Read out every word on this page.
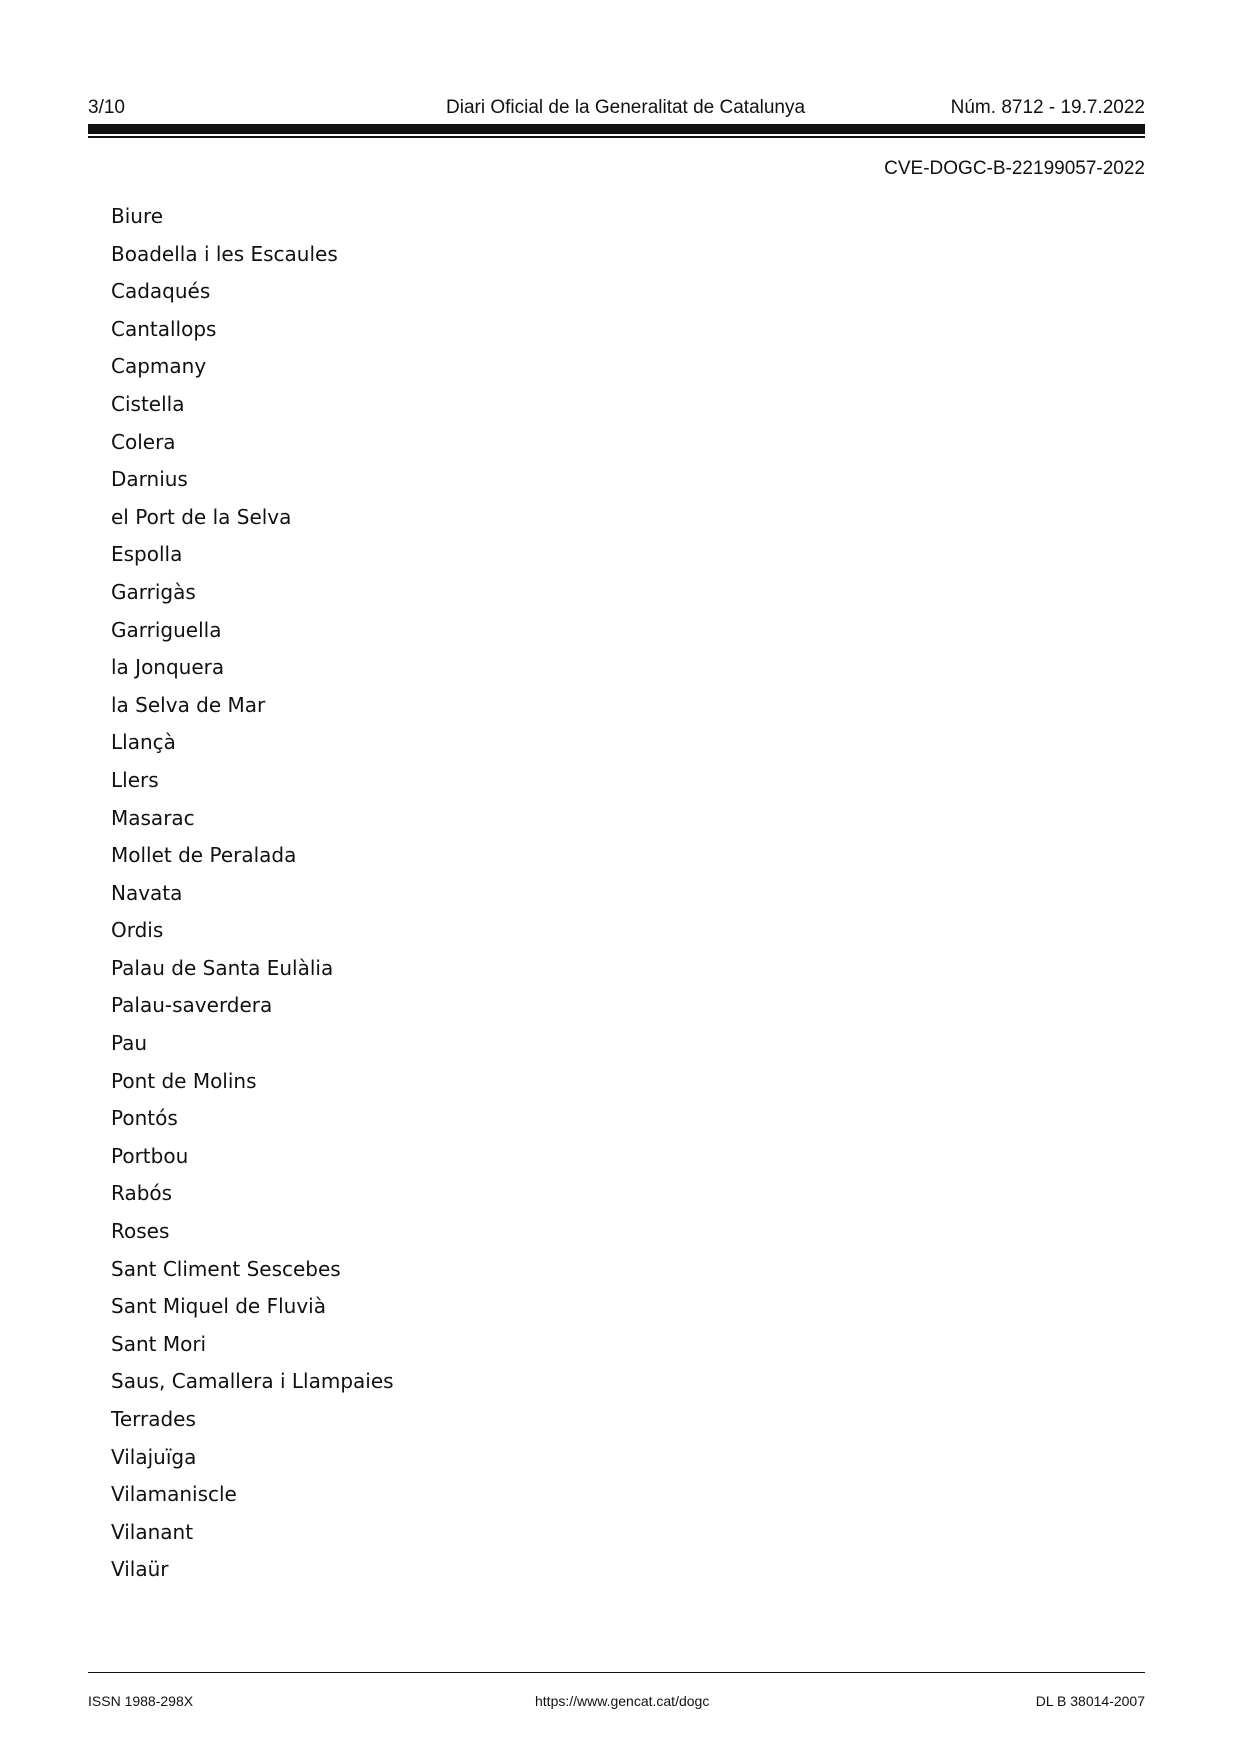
3/10	Diari Oficial de la Generalitat de Catalunya	Núm. 8712 - 19.7.2022
CVE-DOGC-B-22199057-2022
Biure
Boadella i les Escaules
Cadaqués
Cantallops
Capmany
Cistella
Colera
Darnius
el Port de la Selva
Espolla
Garrigàs
Garriguella
la Jonquera
la Selva de Mar
Llançà
Llers
Masarac
Mollet de Peralada
Navata
Ordis
Palau de Santa Eulàlia
Palau-saverdera
Pau
Pont de Molins
Pontós
Portbou
Rabós
Roses
Sant Climent Sescebes
Sant Miquel de Fluvià
Sant Mori
Saus, Camallera i Llampaies
Terrades
Vilajuïga
Vilamaniscle
Vilanant
Vilaür
ISSN 1988-298X	https://www.gencat.cat/dogc	DL B 38014-2007
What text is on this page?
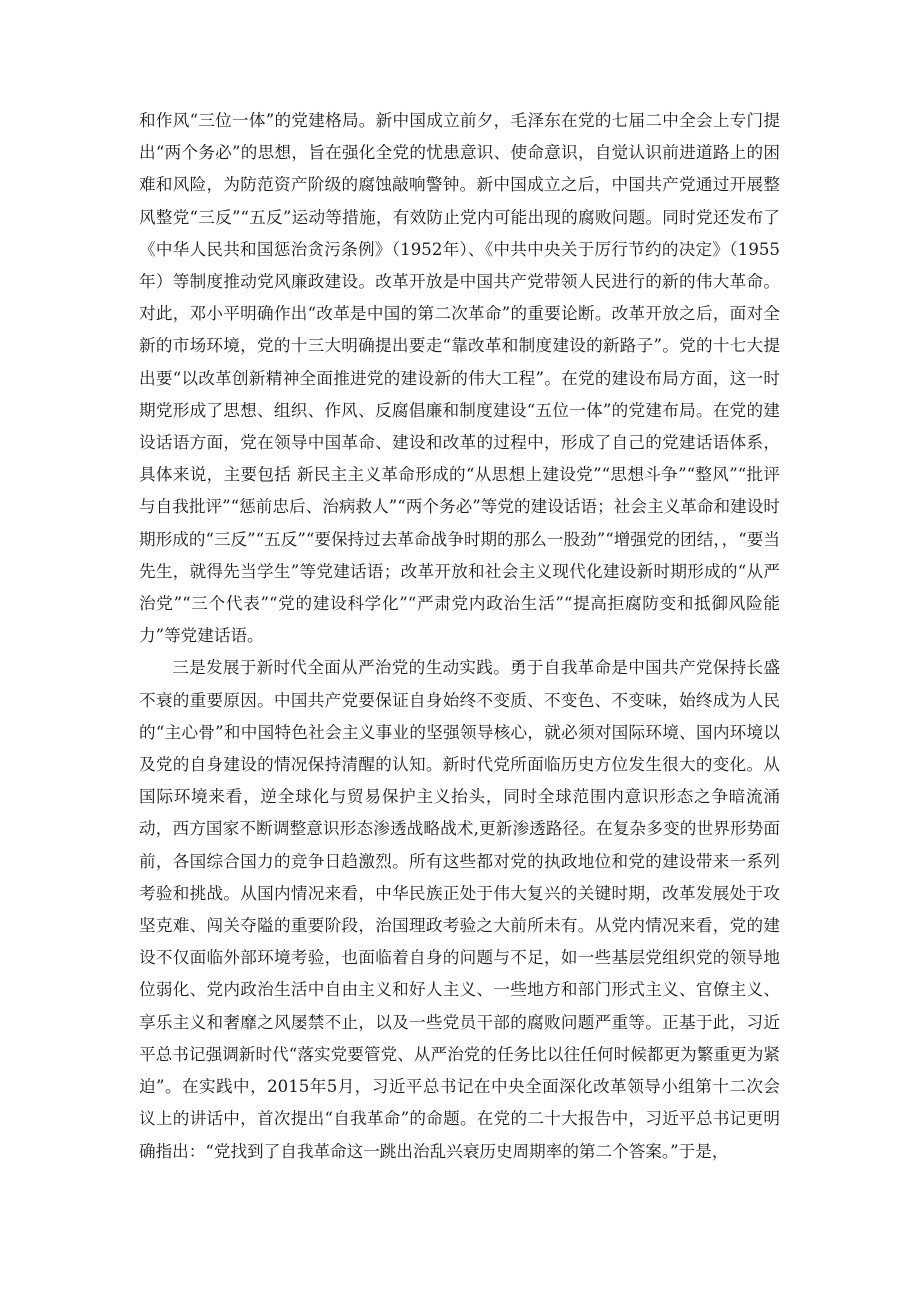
和作风“三位一体”的党建格局。新中国成立前夕，毛泽东在党的七届二中全会上专门提出“两个务必”的思想，旨在强化全党的忧患意识、使命意识，自觉认识前进道路上的困难和风险，为防范资产阶级的腐蚀敲响警钟。新中国成立之后，中国共产党通过开展整风整党“三反”“五反”运动等措施，有效防止党内可能出现的腐败问题。同时党还发布了《中华人民共和国惩治贪污条例》（1952年）、《中共中央关于厉行节约的决定》（1955年）等制度推动党风廉政建设。改革开放是中国共产党带领人民进行的新的伟大革命。对此，邓小平明确作出“改革是中国的第二次革命”的重要论断。改革开放之后，面对全新的市场环境，党的十三大明确提出要走“靠改革和制度建设的新路子”。党的十七大提出要“以改革创新精神全面推进党的建设新的伟大工程”。在党的建设布局方面，这一时期党形成了思想、组织、作风、反腐倡廉和制度建设“五位一体”的党建布局。在党的建设话语方面，党在领导中国革命、建设和改革的过程中，形成了自己的党建话语体系，具体来说，主要包括 新民主主义革命形成的“从思想上建设党”“思想斗争”“整风”“批评与自我批评”“惩前忠后、治病救人”“两个务必”等党的建设话语；社会主义革命和建设时期形成的“三反”“五反”“要保持过去革命战争时期的那么一股劲”“增强党的团结，，“要当先生，就得先当学生”等党建话语；改革开放和社会主义现代化建设新时期形成的“从严治党”“三个代表”“党的建设科学化”“严肃党内政治生活”“提高拒腐防变和抵御风险能力”等党建话语。

三是发展于新时代全面从严治党的生动实践。勇于自我革命是中国共产党保持长盛不衰的重要原因。中国共产党要保证自身始终不变质、不变色、不变味，始终成为人民的“主心骨”和中国特色社会主义事业的坚强领导核心，就必须对国际环境、国内环境以及党的自身建设的情况保持清醒的认知。新时代党所面临历史方位发生很大的变化。从国际环境来看，逆全球化与贸易保护主义抬头，同时全球范围内意识形态之争暗流涌动，西方国家不断调整意识形态渗透战略战术,更新渗透路径。在复杂多变的世界形势面前，各国综合国力的竞争日趋激烈。所有这些都对党的执政地位和党的建设带来一系列考验和挑战。从国内情况来看，中华民族正处于伟大复兴的关键时期，改革发展处于攻坚克难、闯关夺隘的重要阶段，治国理政考验之大前所未有。从党内情况来看，党的建设不仅面临外部环境考验，也面临着自身的问题与不足，如一些基层党组织党的领导地位弱化、党内政治生活中自由主义和好人主义、一些地方和部门形式主义、官僚主义、享乐主义和奢靡之风屡禁不止，以及一些党员干部的腐败问题严重等。正基于此，习近平总书记强调新时代“落实党要管党、从严治党的任务比以往任何时候都更为繁重更为紧迫”。在实践中，2015年5月，习近平总书记在中央全面深化改革领导小组第十二次会议上的讲话中，首次提出“自我革命”的命题。在党的二十大报告中，习近平总书记更明确指出：“党找到了自我革命这一跳出治乱兴衰历史周期率的第二个答案。”于是，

Given task: Answer with one number only: how many lines above contain the word "Palau".

In response: 2